▶ **Your instructions**
Search the material for the string "Bond" and copy each line where it occurs.

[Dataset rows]

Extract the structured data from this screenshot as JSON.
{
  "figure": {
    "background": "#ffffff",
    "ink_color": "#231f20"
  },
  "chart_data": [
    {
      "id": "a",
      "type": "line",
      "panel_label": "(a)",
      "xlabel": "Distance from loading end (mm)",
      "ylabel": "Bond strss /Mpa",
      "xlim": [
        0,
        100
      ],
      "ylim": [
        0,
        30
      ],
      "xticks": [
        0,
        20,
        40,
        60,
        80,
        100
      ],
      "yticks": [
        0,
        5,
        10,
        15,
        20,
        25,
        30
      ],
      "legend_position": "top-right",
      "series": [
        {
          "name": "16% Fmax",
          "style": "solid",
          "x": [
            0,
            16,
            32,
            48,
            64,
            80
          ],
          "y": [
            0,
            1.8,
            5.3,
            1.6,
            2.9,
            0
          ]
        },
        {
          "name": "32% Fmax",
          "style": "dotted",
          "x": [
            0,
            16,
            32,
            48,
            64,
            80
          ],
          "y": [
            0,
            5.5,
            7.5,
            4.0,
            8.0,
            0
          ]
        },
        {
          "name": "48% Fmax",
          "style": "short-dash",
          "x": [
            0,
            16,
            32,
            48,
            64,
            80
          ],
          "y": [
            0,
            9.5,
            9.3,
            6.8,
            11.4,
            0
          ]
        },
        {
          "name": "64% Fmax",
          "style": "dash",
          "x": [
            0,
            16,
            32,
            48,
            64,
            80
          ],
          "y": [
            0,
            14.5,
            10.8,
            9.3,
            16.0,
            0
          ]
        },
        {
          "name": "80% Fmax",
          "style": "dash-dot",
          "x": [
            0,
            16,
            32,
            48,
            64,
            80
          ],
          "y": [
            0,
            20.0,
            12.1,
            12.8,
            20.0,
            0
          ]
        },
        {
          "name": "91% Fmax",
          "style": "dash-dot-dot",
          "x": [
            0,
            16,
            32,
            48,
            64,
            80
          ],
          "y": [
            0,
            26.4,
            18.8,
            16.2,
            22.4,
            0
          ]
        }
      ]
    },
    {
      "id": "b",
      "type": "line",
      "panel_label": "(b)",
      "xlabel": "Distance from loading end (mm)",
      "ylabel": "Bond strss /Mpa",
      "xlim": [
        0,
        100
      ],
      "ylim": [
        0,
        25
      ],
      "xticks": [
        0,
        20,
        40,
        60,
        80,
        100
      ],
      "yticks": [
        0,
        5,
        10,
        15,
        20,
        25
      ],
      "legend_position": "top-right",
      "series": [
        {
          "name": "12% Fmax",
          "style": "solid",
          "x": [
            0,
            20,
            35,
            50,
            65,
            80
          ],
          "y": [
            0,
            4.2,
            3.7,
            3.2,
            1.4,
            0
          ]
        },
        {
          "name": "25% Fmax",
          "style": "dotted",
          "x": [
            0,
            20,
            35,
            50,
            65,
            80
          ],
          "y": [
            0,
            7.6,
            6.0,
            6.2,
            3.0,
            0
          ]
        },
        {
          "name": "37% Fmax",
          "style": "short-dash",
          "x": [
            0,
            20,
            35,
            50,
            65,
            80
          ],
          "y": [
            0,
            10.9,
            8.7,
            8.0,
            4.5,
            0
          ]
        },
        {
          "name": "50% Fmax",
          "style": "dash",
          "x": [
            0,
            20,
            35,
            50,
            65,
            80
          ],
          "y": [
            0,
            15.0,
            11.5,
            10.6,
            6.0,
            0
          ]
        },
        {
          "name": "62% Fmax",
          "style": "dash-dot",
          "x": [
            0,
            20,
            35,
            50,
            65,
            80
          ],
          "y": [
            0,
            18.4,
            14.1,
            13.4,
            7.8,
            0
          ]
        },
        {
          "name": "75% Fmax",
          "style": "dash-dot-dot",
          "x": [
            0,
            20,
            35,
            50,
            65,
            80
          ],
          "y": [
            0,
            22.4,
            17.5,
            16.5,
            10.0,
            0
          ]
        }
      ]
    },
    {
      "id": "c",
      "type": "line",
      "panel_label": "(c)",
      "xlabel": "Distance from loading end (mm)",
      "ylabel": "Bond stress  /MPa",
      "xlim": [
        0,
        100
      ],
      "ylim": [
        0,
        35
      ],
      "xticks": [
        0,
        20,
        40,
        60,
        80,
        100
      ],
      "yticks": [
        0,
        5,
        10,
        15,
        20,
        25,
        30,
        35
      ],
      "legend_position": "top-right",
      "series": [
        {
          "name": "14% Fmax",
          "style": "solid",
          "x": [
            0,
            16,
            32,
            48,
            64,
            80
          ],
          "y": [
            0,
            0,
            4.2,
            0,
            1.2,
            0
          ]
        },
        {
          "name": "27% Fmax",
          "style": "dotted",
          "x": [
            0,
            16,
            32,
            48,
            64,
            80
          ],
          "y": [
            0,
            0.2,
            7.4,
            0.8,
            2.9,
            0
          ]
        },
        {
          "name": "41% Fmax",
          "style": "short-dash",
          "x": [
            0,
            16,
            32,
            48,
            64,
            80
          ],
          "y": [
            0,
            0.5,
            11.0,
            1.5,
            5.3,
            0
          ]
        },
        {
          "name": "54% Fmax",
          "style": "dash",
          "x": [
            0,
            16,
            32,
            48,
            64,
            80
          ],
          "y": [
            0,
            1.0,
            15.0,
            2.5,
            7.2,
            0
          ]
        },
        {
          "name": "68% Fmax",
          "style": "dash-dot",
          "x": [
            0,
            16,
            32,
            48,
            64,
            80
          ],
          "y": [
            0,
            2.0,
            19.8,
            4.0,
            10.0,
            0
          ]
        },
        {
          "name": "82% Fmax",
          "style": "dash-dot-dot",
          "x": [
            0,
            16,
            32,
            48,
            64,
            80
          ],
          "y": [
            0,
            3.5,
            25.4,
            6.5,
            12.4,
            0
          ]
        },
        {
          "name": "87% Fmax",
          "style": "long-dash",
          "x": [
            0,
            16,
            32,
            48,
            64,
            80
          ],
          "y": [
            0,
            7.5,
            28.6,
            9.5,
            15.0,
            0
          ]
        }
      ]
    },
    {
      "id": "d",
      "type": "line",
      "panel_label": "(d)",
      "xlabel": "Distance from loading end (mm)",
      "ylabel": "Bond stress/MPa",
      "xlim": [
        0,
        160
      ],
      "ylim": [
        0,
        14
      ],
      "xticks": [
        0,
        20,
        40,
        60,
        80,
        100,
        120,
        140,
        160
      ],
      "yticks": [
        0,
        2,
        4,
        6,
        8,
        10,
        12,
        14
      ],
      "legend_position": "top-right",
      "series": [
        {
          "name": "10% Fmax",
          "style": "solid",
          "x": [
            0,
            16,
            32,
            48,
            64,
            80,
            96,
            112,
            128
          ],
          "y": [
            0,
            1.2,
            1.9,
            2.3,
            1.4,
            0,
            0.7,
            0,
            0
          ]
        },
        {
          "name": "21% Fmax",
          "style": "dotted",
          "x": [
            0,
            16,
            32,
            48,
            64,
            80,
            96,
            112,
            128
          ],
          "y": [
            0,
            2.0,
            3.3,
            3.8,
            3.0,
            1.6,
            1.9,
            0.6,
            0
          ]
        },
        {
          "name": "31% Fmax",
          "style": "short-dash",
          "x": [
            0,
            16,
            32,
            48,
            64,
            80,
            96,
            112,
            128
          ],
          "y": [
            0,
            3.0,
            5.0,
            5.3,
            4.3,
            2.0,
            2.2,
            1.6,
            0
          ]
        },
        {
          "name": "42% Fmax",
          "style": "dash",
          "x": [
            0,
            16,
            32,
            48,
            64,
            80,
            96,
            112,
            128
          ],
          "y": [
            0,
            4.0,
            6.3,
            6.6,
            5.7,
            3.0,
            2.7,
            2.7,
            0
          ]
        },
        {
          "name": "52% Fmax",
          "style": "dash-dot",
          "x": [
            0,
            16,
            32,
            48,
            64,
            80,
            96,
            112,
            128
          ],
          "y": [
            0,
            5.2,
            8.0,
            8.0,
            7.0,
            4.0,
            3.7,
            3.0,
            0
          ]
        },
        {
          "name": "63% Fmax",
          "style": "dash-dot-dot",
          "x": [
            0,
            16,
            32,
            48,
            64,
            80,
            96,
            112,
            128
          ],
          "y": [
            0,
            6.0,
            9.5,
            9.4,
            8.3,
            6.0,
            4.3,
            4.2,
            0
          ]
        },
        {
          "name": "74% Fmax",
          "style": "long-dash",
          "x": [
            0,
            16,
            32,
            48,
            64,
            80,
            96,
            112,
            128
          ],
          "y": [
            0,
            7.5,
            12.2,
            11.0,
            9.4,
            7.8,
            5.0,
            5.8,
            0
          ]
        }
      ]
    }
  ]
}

▶ **Full solution**
      "ylabel": "Bond strss /Mpa",
      "ylabel": "Bond strss /Mpa",
      "ylabel": "Bond stress  /MPa",
      "ylabel": "Bond stress/MPa",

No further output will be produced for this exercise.